• _Do this_
Copy every line of the records below that holds the word "title".

• _Provided information_
* * * * * * * * *

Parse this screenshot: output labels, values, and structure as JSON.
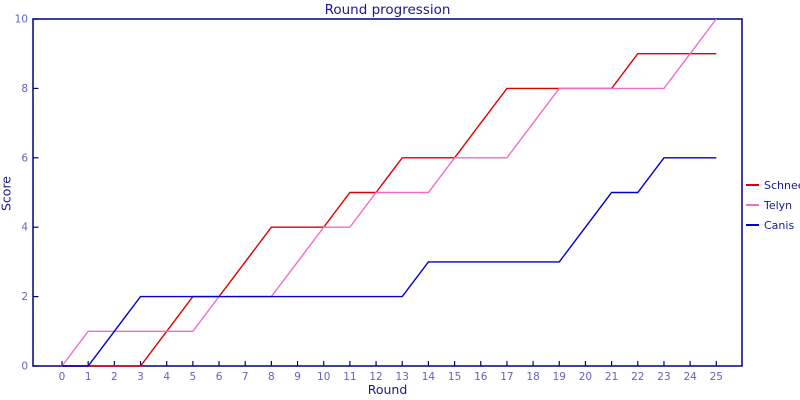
{
  "title": "Round progression",
  "colors": {
    "axis": "#000080",
    "tick_label": "#6363bb",
    "heading_text": "#19198c",
    "background": "#ffffff",
    "schnee": "#dd0000",
    "telyn": "#ee6ec8",
    "canis": "#0000cc"
  },
  "chart_data": {
    "type": "line",
    "title": "Round progression",
    "xlabel": "Round",
    "ylabel": "Score",
    "x": [
      0,
      1,
      2,
      3,
      4,
      5,
      6,
      7,
      8,
      9,
      10,
      11,
      12,
      13,
      14,
      15,
      16,
      17,
      18,
      19,
      20,
      21,
      22,
      23,
      24,
      25
    ],
    "series": [
      {
        "name": "Schnee",
        "color": "#dd0000",
        "values": [
          0,
          0,
          0,
          0,
          1,
          2,
          2,
          3,
          4,
          4,
          4,
          5,
          5,
          6,
          6,
          6,
          7,
          8,
          8,
          8,
          8,
          8,
          9,
          9,
          9,
          9
        ]
      },
      {
        "name": "Telyn",
        "color": "#ee6ec8",
        "values": [
          0,
          1,
          1,
          1,
          1,
          1,
          2,
          2,
          2,
          3,
          4,
          4,
          5,
          5,
          5,
          6,
          6,
          6,
          7,
          8,
          8,
          8,
          8,
          8,
          9,
          10
        ]
      },
      {
        "name": "Canis",
        "color": "#0000cc",
        "values": [
          0,
          0,
          1,
          2,
          2,
          2,
          2,
          2,
          2,
          2,
          2,
          2,
          2,
          2,
          3,
          3,
          3,
          3,
          3,
          3,
          4,
          5,
          5,
          6,
          6,
          6
        ]
      }
    ],
    "x_ticks": [
      0,
      1,
      2,
      3,
      4,
      5,
      6,
      7,
      8,
      9,
      10,
      11,
      12,
      13,
      14,
      15,
      16,
      17,
      18,
      19,
      20,
      21,
      22,
      23,
      24,
      25
    ],
    "y_ticks": [
      0,
      2,
      4,
      6,
      8,
      10
    ],
    "xlim": [
      0,
      25
    ],
    "ylim": [
      0,
      10
    ],
    "grid": false,
    "legend_position": "right"
  }
}
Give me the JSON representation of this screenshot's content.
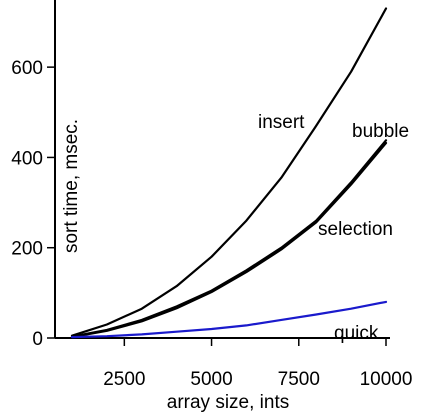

* * * * * * * * *

• _Response to this exercise_
  "title": "Round progression",
    "title": "Round progression",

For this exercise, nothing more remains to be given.